» DESCRIPTION OF THE TASK: Read the records and write them out again exactly.

# start of EXCERPTED RECORDS

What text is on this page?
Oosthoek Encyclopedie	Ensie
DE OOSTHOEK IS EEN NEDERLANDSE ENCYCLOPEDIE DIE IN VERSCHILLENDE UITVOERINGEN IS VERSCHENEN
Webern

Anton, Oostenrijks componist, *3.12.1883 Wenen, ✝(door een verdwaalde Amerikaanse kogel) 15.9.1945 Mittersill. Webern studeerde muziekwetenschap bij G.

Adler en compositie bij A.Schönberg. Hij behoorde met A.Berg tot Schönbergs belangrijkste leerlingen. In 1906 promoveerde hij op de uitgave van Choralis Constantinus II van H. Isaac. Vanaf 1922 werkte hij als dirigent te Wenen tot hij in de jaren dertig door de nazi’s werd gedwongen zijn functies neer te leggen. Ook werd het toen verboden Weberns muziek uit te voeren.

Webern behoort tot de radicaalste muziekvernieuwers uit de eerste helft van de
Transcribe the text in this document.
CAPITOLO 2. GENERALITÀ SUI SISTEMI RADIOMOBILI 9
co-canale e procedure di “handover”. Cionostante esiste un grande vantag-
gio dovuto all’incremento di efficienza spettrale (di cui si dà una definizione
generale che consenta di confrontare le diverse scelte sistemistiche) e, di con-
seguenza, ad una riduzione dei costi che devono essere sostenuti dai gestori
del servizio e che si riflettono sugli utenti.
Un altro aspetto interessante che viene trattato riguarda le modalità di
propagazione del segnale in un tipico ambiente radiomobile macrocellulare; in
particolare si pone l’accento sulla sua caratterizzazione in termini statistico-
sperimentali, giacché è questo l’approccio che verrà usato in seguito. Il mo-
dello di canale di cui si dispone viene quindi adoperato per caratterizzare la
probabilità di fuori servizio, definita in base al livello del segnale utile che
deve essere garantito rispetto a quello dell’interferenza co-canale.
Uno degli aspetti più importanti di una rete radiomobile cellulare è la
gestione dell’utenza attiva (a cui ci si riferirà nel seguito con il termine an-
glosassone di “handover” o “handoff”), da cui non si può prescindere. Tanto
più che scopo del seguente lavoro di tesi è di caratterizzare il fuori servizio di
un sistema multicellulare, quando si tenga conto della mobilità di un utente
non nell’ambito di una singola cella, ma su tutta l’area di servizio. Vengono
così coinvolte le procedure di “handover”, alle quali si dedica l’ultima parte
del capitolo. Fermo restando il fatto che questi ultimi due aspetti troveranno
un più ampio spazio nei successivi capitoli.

# end of EXCERPTED RECORDS

» THE ANSWER:
What text is on this page?
Oosthoek Encyclopedie	Ensie
DE OOSTHOEK IS EEN NEDERLANDSE ENCYCLOPEDIE DIE IN VERSCHILLENDE UITVOERINGEN IS VERSCHENEN
Webern

Anton, Oostenrijks componist, *3.12.1883 Wenen, ✝(door een verdwaalde Amerikaanse kogel) 15.9.1945 Mittersill. Webern studeerde muziekwetenschap bij G.

Adler en compositie bij A.Schönberg. Hij behoorde met A.Berg tot Schönbergs belangrijkste leerlingen. In 1906 promoveerde hij op de uitgave van Choralis Constantinus II van H. Isaac. Vanaf 1922 werkte hij als dirigent te Wenen tot hij in de jaren dertig door de nazi’s werd gedwongen zijn functies neer te leggen. Ook werd het toen verboden Weberns muziek uit te voeren.

Webern behoort tot de radicaalste muziekvernieuwers uit de eerste helft van de
Transcribe the text in this document.
CAPITOLO 2. GENERALITÀ SUI SISTEMI RADIOMOBILI 9
co-canale e procedure di “handover”. Cionostante esiste un grande vantag-
gio dovuto all’incremento di efficienza spettrale (di cui si dà una definizione
generale che consenta di confrontare le diverse scelte sistemistiche) e, di con-
seguenza, ad una riduzione dei costi che devono essere sostenuti dai gestori
del servizio e che si riflettono sugli utenti.
Un altro aspetto interessante che viene trattato riguarda le modalità di
propagazione del segnale in un tipico ambiente radiomobile macrocellulare; in
particolare si pone l’accento sulla sua caratterizzazione in termini statistico-
sperimentali, giacché è questo l’approccio che verrà usato in seguito. Il mo-
dello di canale di cui si dispone viene quindi adoperato per caratterizzare la
probabilità di fuori servizio, definita in base al livello del segnale utile che
deve essere garantito rispetto a quello dell’interferenza co-canale.
Uno degli aspetti più importanti di una rete radiomobile cellulare è la
gestione dell’utenza attiva (a cui ci si riferirà nel seguito con il termine an-
glosassone di “handover” o “handoff”), da cui non si può prescindere. Tanto
più che scopo del seguente lavoro di tesi è di caratterizzare il fuori servizio di
un sistema multicellulare, quando si tenga conto della mobilità di un utente
non nell’ambito di una singola cella, ma su tutta l’area di servizio. Vengono
così coinvolte le procedure di “handover”, alle quali si dedica l’ultima parte
del capitolo. Fermo restando il fatto che questi ultimi due aspetti troveranno
un più ampio spazio nei successivi capitoli.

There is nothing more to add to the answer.